_TASK INSTRUCTIONS:_ Search the records for the word "JSON" and pick out every line that has it.

_PROVIDED DATA:_
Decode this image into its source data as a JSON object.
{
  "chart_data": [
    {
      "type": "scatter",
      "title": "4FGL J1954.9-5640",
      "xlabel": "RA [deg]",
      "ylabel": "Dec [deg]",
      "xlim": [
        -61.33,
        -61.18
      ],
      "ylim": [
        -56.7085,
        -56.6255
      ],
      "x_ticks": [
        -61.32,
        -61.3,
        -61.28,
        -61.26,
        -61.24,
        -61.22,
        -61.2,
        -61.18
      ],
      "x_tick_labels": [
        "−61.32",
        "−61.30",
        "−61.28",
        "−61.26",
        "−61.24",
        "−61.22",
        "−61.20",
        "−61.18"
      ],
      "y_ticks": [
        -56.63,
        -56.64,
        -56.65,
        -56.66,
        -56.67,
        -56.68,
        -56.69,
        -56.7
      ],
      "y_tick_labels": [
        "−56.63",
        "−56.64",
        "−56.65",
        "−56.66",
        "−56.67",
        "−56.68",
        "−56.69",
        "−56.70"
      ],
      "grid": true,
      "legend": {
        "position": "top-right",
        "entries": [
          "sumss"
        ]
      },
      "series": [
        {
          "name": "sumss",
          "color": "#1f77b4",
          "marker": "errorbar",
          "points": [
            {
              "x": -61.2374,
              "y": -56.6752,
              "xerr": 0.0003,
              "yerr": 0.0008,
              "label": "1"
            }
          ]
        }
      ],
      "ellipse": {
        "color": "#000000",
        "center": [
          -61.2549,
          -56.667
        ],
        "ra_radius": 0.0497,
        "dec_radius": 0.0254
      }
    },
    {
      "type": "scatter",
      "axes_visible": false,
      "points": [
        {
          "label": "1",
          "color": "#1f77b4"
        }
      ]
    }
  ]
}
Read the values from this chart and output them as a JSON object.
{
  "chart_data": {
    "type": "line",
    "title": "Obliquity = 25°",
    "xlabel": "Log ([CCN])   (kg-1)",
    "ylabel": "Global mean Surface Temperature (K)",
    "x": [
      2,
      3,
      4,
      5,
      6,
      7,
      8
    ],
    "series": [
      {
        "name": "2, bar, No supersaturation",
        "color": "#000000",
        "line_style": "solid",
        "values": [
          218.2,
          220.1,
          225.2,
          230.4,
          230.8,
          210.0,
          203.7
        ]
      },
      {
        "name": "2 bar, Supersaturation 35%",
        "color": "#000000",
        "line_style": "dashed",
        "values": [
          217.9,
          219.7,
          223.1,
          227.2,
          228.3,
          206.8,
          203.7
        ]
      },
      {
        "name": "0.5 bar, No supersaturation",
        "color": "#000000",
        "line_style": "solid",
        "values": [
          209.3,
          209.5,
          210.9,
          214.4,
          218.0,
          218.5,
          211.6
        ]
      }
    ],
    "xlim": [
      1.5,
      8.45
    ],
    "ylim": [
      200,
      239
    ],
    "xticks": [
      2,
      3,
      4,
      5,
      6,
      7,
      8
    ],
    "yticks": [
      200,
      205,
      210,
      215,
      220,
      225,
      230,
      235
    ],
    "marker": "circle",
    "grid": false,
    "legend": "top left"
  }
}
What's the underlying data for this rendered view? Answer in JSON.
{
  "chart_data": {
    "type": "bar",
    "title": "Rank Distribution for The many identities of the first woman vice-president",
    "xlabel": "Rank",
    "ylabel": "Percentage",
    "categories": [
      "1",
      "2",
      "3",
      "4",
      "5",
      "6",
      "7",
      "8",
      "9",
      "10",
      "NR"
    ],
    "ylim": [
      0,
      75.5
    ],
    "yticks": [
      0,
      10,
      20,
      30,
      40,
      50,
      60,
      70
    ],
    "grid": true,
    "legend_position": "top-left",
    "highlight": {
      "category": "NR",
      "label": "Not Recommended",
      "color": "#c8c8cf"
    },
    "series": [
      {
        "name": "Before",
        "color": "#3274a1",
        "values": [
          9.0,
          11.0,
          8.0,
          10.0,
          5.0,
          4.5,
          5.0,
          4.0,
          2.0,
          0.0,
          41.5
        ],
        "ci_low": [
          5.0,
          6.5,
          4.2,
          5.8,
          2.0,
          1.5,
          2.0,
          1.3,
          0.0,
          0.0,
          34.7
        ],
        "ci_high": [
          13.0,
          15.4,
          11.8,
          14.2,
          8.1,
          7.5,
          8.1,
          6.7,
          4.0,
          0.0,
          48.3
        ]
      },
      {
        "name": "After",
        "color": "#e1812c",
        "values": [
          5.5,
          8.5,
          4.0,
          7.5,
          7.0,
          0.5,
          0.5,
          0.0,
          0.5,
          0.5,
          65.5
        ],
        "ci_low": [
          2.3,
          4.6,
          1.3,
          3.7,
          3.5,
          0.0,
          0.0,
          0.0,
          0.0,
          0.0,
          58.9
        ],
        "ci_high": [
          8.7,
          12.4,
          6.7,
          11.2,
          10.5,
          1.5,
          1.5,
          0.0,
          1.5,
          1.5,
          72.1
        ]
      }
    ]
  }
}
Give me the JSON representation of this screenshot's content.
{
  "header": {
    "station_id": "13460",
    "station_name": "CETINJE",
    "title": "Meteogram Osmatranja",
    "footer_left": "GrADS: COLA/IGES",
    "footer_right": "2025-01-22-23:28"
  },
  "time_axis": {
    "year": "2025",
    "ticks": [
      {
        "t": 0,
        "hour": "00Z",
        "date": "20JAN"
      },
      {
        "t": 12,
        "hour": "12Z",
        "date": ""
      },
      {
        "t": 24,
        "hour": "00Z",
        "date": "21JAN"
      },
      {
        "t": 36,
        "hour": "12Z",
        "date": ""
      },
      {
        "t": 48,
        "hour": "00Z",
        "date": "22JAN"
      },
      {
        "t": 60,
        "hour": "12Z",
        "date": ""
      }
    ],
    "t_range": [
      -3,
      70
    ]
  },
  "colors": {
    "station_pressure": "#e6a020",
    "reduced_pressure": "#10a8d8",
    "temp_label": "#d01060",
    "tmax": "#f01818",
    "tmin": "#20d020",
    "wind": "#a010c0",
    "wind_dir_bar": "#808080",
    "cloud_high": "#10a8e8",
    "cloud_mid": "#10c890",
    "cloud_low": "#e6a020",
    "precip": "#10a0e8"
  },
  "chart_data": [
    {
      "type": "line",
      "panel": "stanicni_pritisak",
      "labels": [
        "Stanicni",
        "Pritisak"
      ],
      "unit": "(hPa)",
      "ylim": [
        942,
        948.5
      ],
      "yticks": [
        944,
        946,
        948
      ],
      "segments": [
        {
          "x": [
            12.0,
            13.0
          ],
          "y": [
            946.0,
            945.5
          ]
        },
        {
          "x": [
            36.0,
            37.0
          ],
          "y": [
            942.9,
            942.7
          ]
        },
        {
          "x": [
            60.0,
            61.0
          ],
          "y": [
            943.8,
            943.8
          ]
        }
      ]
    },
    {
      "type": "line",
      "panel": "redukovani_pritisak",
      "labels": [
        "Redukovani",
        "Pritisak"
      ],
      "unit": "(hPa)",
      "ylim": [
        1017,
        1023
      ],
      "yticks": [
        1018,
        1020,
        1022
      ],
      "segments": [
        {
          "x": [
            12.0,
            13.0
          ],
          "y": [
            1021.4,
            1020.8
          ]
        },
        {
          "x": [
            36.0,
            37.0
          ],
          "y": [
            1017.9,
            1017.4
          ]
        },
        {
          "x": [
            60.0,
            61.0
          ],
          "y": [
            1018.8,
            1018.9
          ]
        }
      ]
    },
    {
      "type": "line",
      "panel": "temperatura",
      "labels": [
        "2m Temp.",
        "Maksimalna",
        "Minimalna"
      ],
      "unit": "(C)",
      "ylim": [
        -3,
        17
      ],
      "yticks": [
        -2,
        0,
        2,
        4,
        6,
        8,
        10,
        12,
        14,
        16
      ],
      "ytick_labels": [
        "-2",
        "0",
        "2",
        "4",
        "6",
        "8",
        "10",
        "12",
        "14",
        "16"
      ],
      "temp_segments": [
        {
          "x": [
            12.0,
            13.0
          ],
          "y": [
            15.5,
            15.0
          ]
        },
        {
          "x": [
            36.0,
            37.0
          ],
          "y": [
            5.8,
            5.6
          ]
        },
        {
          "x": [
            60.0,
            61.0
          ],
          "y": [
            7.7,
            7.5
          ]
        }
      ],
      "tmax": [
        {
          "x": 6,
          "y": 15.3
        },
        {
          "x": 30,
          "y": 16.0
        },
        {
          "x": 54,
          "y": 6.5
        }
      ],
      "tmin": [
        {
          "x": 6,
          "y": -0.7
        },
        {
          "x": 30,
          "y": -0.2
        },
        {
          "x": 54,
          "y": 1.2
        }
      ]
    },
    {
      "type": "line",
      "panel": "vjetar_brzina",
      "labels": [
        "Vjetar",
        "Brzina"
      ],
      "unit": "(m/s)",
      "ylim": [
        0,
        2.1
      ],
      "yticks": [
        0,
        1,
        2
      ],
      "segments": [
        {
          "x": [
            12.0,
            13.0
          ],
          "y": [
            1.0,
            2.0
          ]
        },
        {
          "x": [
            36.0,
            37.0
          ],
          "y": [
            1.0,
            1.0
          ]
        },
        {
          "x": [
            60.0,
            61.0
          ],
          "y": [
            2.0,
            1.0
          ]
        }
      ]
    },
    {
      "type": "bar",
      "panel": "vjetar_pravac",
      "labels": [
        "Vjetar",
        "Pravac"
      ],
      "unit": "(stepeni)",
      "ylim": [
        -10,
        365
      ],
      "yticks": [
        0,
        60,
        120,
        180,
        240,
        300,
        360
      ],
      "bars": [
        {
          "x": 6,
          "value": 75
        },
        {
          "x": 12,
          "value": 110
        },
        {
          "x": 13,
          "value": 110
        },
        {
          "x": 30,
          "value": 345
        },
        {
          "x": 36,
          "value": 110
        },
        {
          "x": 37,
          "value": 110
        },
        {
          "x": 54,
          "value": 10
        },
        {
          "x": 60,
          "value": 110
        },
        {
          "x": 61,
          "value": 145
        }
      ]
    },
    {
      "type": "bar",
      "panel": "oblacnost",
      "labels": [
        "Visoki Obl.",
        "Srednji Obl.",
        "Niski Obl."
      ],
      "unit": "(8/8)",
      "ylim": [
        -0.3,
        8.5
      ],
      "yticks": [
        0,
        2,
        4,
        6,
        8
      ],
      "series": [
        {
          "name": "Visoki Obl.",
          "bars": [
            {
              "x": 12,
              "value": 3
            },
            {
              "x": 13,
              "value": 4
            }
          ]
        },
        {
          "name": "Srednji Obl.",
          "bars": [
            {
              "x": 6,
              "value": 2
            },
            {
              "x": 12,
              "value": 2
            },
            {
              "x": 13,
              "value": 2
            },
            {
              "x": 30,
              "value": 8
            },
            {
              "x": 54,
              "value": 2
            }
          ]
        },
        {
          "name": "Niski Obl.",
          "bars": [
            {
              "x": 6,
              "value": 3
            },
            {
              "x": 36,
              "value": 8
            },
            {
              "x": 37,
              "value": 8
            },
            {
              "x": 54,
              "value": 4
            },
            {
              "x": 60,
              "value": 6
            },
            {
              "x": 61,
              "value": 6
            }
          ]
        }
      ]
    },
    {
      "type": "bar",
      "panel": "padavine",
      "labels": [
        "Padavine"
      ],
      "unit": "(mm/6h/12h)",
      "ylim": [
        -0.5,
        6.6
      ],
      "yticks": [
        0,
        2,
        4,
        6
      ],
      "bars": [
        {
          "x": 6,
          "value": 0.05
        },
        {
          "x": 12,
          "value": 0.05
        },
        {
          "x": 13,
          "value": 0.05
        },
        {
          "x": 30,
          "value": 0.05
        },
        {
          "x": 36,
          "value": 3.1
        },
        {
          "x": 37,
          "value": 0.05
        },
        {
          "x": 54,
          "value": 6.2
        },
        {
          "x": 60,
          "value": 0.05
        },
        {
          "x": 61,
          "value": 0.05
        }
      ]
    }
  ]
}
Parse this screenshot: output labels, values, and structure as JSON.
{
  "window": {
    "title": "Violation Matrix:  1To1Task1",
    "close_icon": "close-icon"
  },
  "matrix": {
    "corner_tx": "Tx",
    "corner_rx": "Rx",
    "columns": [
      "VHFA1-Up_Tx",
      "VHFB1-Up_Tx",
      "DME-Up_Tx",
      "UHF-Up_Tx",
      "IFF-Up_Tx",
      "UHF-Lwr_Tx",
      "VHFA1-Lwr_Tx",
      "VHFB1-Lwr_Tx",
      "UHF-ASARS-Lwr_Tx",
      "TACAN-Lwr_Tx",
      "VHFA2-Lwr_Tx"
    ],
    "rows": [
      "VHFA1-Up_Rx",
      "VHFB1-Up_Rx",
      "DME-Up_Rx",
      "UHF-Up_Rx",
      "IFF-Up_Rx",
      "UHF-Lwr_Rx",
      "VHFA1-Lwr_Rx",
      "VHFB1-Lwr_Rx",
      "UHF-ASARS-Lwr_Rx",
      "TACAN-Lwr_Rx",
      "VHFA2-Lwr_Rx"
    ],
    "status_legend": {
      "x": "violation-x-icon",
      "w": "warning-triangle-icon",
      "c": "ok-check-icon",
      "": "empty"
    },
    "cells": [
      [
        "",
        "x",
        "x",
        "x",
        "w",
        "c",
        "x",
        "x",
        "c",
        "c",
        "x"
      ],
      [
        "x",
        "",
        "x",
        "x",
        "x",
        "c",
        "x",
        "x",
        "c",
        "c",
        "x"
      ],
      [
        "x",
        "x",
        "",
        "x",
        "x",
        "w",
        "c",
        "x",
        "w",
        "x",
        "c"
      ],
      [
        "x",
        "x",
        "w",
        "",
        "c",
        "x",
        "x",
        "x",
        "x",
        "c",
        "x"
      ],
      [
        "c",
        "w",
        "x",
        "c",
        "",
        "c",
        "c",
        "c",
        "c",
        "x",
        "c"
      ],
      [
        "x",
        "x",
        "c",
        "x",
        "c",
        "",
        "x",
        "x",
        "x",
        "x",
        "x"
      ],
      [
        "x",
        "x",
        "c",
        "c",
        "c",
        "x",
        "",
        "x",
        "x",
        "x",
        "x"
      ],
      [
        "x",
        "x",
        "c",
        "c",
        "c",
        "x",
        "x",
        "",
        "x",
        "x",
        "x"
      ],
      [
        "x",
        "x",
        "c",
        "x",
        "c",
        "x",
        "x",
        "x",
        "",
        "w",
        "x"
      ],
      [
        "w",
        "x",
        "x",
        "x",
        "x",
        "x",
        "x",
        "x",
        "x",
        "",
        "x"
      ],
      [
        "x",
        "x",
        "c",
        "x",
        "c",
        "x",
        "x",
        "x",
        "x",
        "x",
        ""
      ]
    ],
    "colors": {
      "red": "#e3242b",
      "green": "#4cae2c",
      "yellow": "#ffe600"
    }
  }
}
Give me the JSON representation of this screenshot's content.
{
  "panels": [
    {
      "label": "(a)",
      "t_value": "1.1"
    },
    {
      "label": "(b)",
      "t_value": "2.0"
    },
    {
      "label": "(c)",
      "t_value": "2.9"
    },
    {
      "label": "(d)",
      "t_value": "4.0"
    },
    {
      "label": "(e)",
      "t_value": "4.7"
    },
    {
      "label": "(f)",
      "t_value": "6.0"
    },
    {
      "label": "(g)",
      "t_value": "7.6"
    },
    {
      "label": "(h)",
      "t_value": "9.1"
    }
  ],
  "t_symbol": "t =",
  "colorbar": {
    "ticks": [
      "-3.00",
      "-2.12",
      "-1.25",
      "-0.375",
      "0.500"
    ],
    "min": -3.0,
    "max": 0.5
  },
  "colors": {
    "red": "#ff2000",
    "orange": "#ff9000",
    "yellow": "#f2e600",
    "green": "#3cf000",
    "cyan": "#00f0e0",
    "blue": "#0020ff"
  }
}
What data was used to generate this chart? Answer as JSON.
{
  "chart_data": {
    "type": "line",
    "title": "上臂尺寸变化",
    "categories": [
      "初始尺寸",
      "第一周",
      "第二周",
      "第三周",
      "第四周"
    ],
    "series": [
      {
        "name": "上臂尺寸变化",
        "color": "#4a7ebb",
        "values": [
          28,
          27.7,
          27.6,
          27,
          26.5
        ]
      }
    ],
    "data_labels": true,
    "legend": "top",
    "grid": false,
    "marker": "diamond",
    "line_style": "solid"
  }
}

_RESPONSE FOR THIS EXERCISE:_
Decode this image into its source data as a JSON object.
Read the values from this chart and output them as a JSON object.
What's the underlying data for this rendered view? Answer in JSON.
Give me the JSON representation of this screenshot's content.
Parse this screenshot: output labels, values, and structure as JSON.
Give me the JSON representation of this screenshot's content.
What data was used to generate this chart? Answer as JSON.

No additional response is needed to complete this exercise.